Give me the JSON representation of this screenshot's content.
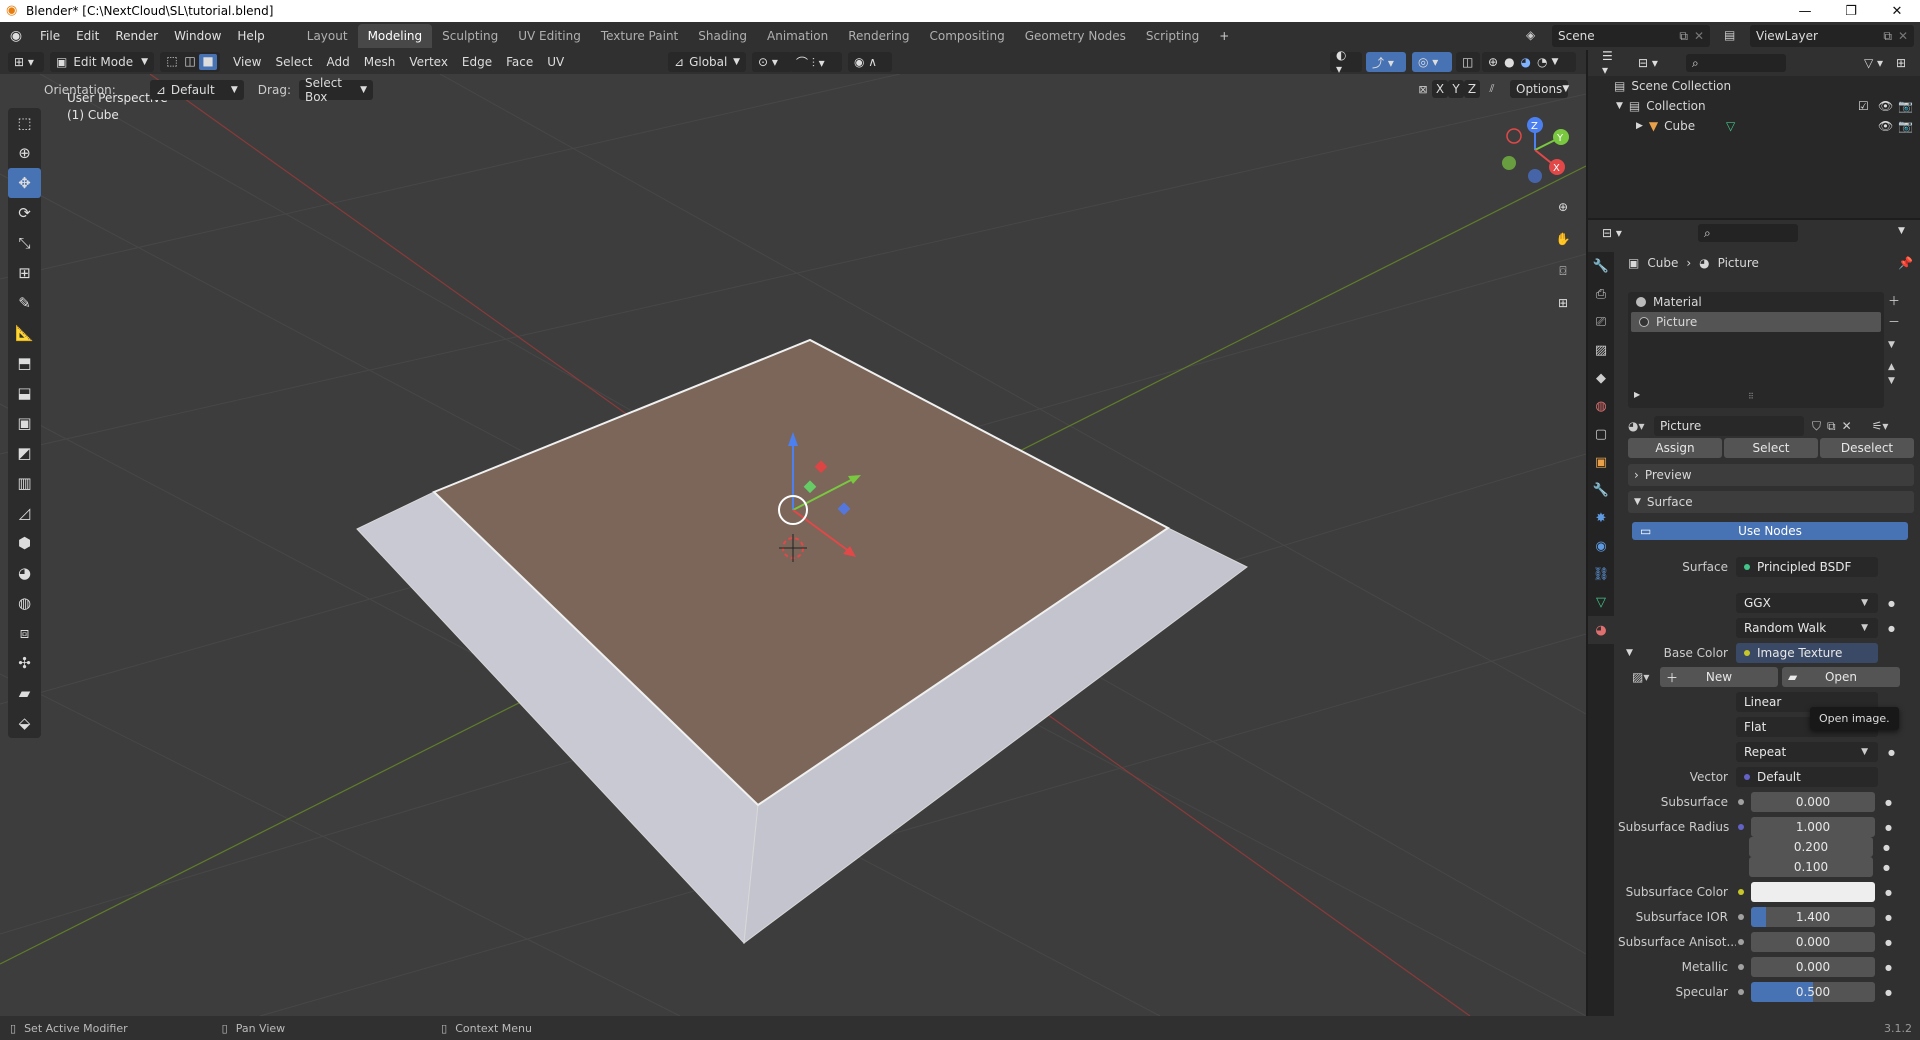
{
  "window": {
    "title": "Blender* [C:\\NextCloud\\SL\\tutorial.blend]"
  },
  "menu": [
    "File",
    "Edit",
    "Render",
    "Window",
    "Help"
  ],
  "workspaces": {
    "items": [
      "Layout",
      "Modeling",
      "Sculpting",
      "UV Editing",
      "Texture Paint",
      "Shading",
      "Animation",
      "Rendering",
      "Compositing",
      "Geometry Nodes",
      "Scripting"
    ],
    "active": "Modeling"
  },
  "scene": {
    "name": "Scene",
    "view_layer": "ViewLayer"
  },
  "viewport_header": {
    "mode": "Edit Mode",
    "menus": [
      "View",
      "Select",
      "Add",
      "Mesh",
      "Vertex",
      "Edge",
      "Face",
      "UV"
    ],
    "transform_orientation": "Global",
    "orientation_label": "Orientation:",
    "orientation_value": "Default",
    "drag_label": "Drag:",
    "drag_value": "Select Box",
    "axes": [
      "X",
      "Y",
      "Z"
    ],
    "options": "Options"
  },
  "viewport": {
    "view_name": "User Perspective",
    "object_name": "(1) Cube"
  },
  "outliner": {
    "scene_collection": "Scene Collection",
    "collection": "Collection",
    "object": "Cube"
  },
  "properties": {
    "breadcrumb": {
      "object": "Cube",
      "material": "Picture"
    },
    "material_slots": [
      "Material",
      "Picture"
    ],
    "active_slot": "Picture",
    "material_name": "Picture",
    "buttons": {
      "assign": "Assign",
      "select": "Select",
      "deselect": "Deselect"
    },
    "panels": {
      "preview": "Preview",
      "surface": "Surface"
    },
    "use_nodes": "Use Nodes",
    "surface_label": "Surface",
    "surface_value": "Principled BSDF",
    "distribution": "GGX",
    "subsurface_method": "Random Walk",
    "base_color_label": "Base Color",
    "base_color_value": "Image Texture",
    "image_new": "New",
    "image_open": "Open",
    "tooltip": "Open image.",
    "interpolation": "Linear",
    "projection": "Flat",
    "extension": "Repeat",
    "vector_label": "Vector",
    "vector_value": "Default",
    "rows": [
      {
        "label": "Subsurface",
        "value": "0.000"
      },
      {
        "label": "Subsurface Radius",
        "value": "1.000"
      },
      {
        "label": "",
        "value": "0.200"
      },
      {
        "label": "",
        "value": "0.100"
      },
      {
        "label": "Subsurface Color",
        "value": ""
      },
      {
        "label": "Subsurface IOR",
        "value": "1.400"
      },
      {
        "label": "Subsurface Anisot...",
        "value": "0.000"
      },
      {
        "label": "Metallic",
        "value": "0.000"
      },
      {
        "label": "Specular",
        "value": "0.500"
      }
    ]
  },
  "statusbar": {
    "left": "Set Active Modifier",
    "middle": "Pan View",
    "right": "Context Menu",
    "version": "3.1.2"
  },
  "colors": {
    "accent": "#4772b3",
    "face_selected": "#7a6559",
    "socket_yellow": "#c7c729",
    "socket_grey": "#a1a1a1",
    "socket_blue": "#6363c7"
  },
  "icons": [
    "blender-logo-icon",
    "scene-icon",
    "viewlayer-icon",
    "search-icon",
    "filter-icon",
    "eye-icon",
    "camera-icon",
    "checkbox-icon",
    "zoom-icon",
    "hand-icon",
    "camera-view-icon",
    "grid-icon",
    "material-icon",
    "pin-icon",
    "plus-icon",
    "minus-icon",
    "folder-icon",
    "image-icon",
    "chevron-down-icon"
  ]
}
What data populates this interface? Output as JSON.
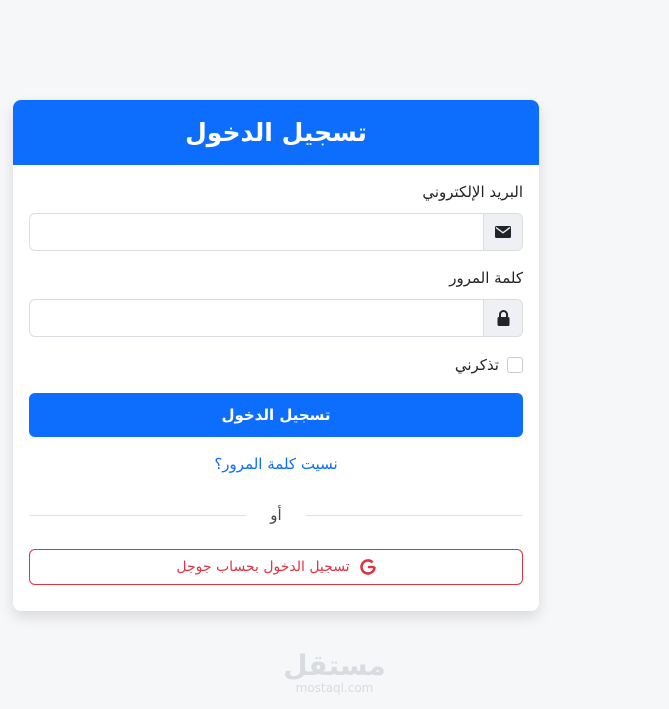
{
  "header": {
    "title": "تسجيل الدخول"
  },
  "form": {
    "email_label": "البريد الإلكتروني",
    "email_value": "",
    "email_placeholder": "",
    "password_label": "كلمة المرور",
    "password_value": "",
    "password_placeholder": "",
    "remember_label": "تذكرني",
    "remember_checked": false,
    "submit_label": "تسجيل الدخول",
    "forgot_label": "نسيت كلمة المرور؟",
    "divider_text": "أو",
    "google_label": "تسجيل الدخول بحساب جوجل"
  },
  "icons": {
    "email": "envelope-icon",
    "password": "lock-icon",
    "google": "google-icon"
  },
  "watermark": {
    "arabic": "مستقل",
    "english": "mostaql.com"
  },
  "colors": {
    "primary": "#0d6efd",
    "danger": "#dc3545",
    "background": "#f6f7f9"
  }
}
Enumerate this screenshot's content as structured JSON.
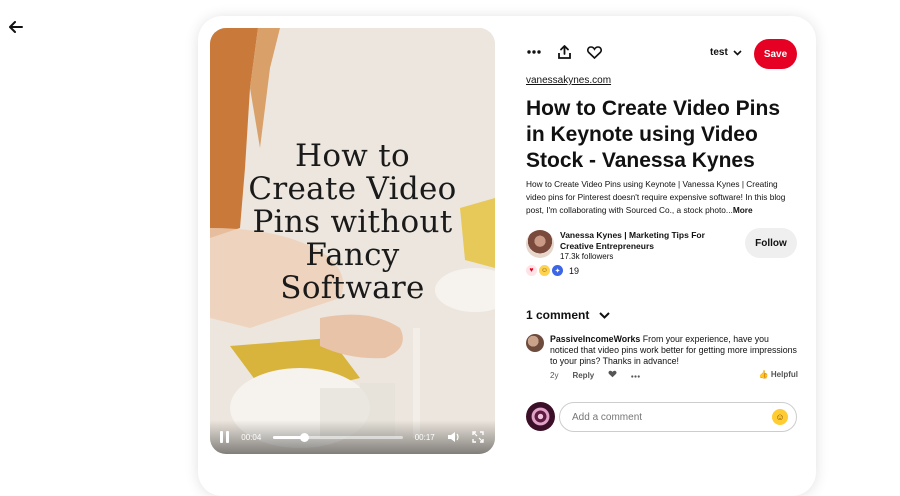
{
  "nav": {
    "back_icon": "arrow-left-icon"
  },
  "video": {
    "overlay_lines": [
      "How to",
      "Create Video",
      "Pins without",
      "Fancy",
      "Software"
    ],
    "current_time": "00:04",
    "duration": "00:17",
    "progress": 0.24,
    "play_state_icon": "pause-icon",
    "volume_icon": "volume-icon",
    "fullscreen_icon": "expand-icon"
  },
  "actions": {
    "more_icon": "more-dots-icon",
    "share_icon": "share-upload-icon",
    "like_icon": "heart-outline-icon",
    "board_name": "test",
    "save_label": "Save",
    "accent": "#e60023"
  },
  "pin": {
    "source": "vanessakynes.com",
    "title": "How to Create Video Pins in Keynote using Video Stock - Vanessa Kynes",
    "description": "How to Create Video Pins using Keynote | Vanessa Kynes | Creating video pins for Pinterest doesn't require expensive software! In this blog post, I'm collaborating with Sourced Co., a stock photo...",
    "more_label": "More"
  },
  "author": {
    "name": "Vanessa Kynes | Marketing Tips For Creative Entrepreneurs",
    "followers": "17.3k followers",
    "follow_label": "Follow"
  },
  "reactions": {
    "icons": [
      "heart-reaction-icon",
      "wow-reaction-icon",
      "idea-reaction-icon"
    ],
    "count": "19"
  },
  "comments": {
    "header": "1 comment",
    "items": [
      {
        "author": "PassiveIncomeWorks",
        "text": "From your experience, have you noticed that video pins work better for getting more impressions to your pins? Thanks in advance!",
        "age": "2y",
        "reply_label": "Reply",
        "helpful_label": "Helpful"
      }
    ],
    "placeholder": "Add a comment"
  }
}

•••••

> [SET PROBLEM] All the lines above are to be reproduced exactly, except the pictures.

> [RESULT FOR THIS EXERCISE]
Give me the JSON representation of this screenshot's content.
{
  "window": {
    "title": "Blender* [C:\\NextCloud\\SL\\tutorial.blend]"
  },
  "menu": [
    "File",
    "Edit",
    "Render",
    "Window",
    "Help"
  ],
  "workspaces": {
    "items": [
      "Layout",
      "Modeling",
      "Sculpting",
      "UV Editing",
      "Texture Paint",
      "Shading",
      "Animation",
      "Rendering",
      "Compositing",
      "Geometry Nodes",
      "Scripting"
    ],
    "active": "Modeling"
  },
  "scene": {
    "name": "Scene",
    "view_layer": "ViewLayer"
  },
  "viewport_header": {
    "mode": "Edit Mode",
    "menus": [
      "View",
      "Select",
      "Add",
      "Mesh",
      "Vertex",
      "Edge",
      "Face",
      "UV"
    ],
    "transform_orientation": "Global",
    "orientation_label": "Orientation:",
    "orientation_value": "Default",
    "drag_label": "Drag:",
    "drag_value": "Select Box",
    "axes": [
      "X",
      "Y",
      "Z"
    ],
    "options": "Options"
  },
  "viewport": {
    "view_name": "User Perspective",
    "object_name": "(1) Cube"
  },
  "outliner": {
    "scene_collection": "Scene Collection",
    "collection": "Collection",
    "object": "Cube"
  },
  "properties": {
    "breadcrumb": {
      "object": "Cube",
      "material": "Picture"
    },
    "material_slots": [
      "Material",
      "Picture"
    ],
    "active_slot": "Picture",
    "material_name": "Picture",
    "buttons": {
      "assign": "Assign",
      "select": "Select",
      "deselect": "Deselect"
    },
    "panels": {
      "preview": "Preview",
      "surface": "Surface"
    },
    "use_nodes": "Use Nodes",
    "surface_label": "Surface",
    "surface_value": "Principled BSDF",
    "distribution": "GGX",
    "subsurface_method": "Random Walk",
    "base_color_label": "Base Color",
    "base_color_value": "Image Texture",
    "image_new": "New",
    "image_open": "Open",
    "tooltip": "Open image.",
    "interpolation": "Linear",
    "projection": "Flat",
    "extension": "Repeat",
    "vector_label": "Vector",
    "vector_value": "Default",
    "rows": [
      {
        "label": "Subsurface",
        "value": "0.000"
      },
      {
        "label": "Subsurface Radius",
        "value": "1.000"
      },
      {
        "label": "",
        "value": "0.200"
      },
      {
        "label": "",
        "value": "0.100"
      },
      {
        "label": "Subsurface Color",
        "value": ""
      },
      {
        "label": "Subsurface IOR",
        "value": "1.400"
      },
      {
        "label": "Subsurface Anisot...",
        "value": "0.000"
      },
      {
        "label": "Metallic",
        "value": "0.000"
      },
      {
        "label": "Specular",
        "value": "0.500"
      }
    ]
  },
  "statusbar": {
    "left": "Set Active Modifier",
    "middle": "Pan View",
    "right": "Context Menu",
    "version": "3.1.2"
  },
  "colors": {
    "accent": "#4772b3",
    "face_selected": "#7a6559",
    "socket_yellow": "#c7c729",
    "socket_grey": "#a1a1a1",
    "socket_blue": "#6363c7"
  },
  "icons": [
    "blender-logo-icon",
    "scene-icon",
    "viewlayer-icon",
    "search-icon",
    "filter-icon",
    "eye-icon",
    "camera-icon",
    "checkbox-icon",
    "zoom-icon",
    "hand-icon",
    "camera-view-icon",
    "grid-icon",
    "material-icon",
    "pin-icon",
    "plus-icon",
    "minus-icon",
    "folder-icon",
    "image-icon",
    "chevron-down-icon"
  ]
}
What data populates this interface? Output as JSON.
{
  "header": {
    "title": "تسجيل الدخول"
  },
  "form": {
    "email_label": "البريد الإلكتروني",
    "email_value": "",
    "email_placeholder": "",
    "password_label": "كلمة المرور",
    "password_value": "",
    "password_placeholder": "",
    "remember_label": "تذكرني",
    "remember_checked": false,
    "submit_label": "تسجيل الدخول",
    "forgot_label": "نسيت كلمة المرور؟",
    "divider_text": "أو",
    "google_label": "تسجيل الدخول بحساب جوجل"
  },
  "icons": {
    "email": "envelope-icon",
    "password": "lock-icon",
    "google": "google-icon"
  },
  "watermark": {
    "arabic": "مستقل",
    "english": "mostaql.com"
  },
  "colors": {
    "primary": "#0d6efd",
    "danger": "#dc3545",
    "background": "#f6f7f9"
  }
}
Enumerate this screenshot's content as structured JSON.
{
  "nav": {
    "back_icon": "arrow-left-icon"
  },
  "video": {
    "overlay_lines": [
      "How to",
      "Create Video",
      "Pins without",
      "Fancy",
      "Software"
    ],
    "current_time": "00:04",
    "duration": "00:17",
    "progress": 0.24,
    "play_state_icon": "pause-icon",
    "volume_icon": "volume-icon",
    "fullscreen_icon": "expand-icon"
  },
  "actions": {
    "more_icon": "more-dots-icon",
    "share_icon": "share-upload-icon",
    "like_icon": "heart-outline-icon",
    "board_name": "test",
    "save_label": "Save",
    "accent": "#e60023"
  },
  "pin": {
    "source": "vanessakynes.com",
    "title": "How to Create Video Pins in Keynote using Video Stock - Vanessa Kynes",
    "description": "How to Create Video Pins using Keynote | Vanessa Kynes | Creating video pins for Pinterest doesn't require expensive software! In this blog post, I'm collaborating with Sourced Co., a stock photo...",
    "more_label": "More"
  },
  "author": {
    "name": "Vanessa Kynes | Marketing Tips For Creative Entrepreneurs",
    "followers": "17.3k followers",
    "follow_label": "Follow"
  },
  "reactions": {
    "icons": [
      "heart-reaction-icon",
      "wow-reaction-icon",
      "idea-reaction-icon"
    ],
    "count": "19"
  },
  "comments": {
    "header": "1 comment",
    "items": [
      {
        "author": "PassiveIncomeWorks",
        "text": "From your experience, have you noticed that video pins work better for getting more impressions to your pins? Thanks in advance!",
        "age": "2y",
        "reply_label": "Reply",
        "helpful_label": "Helpful"
      }
    ],
    "placeholder": "Add a comment"
  }
}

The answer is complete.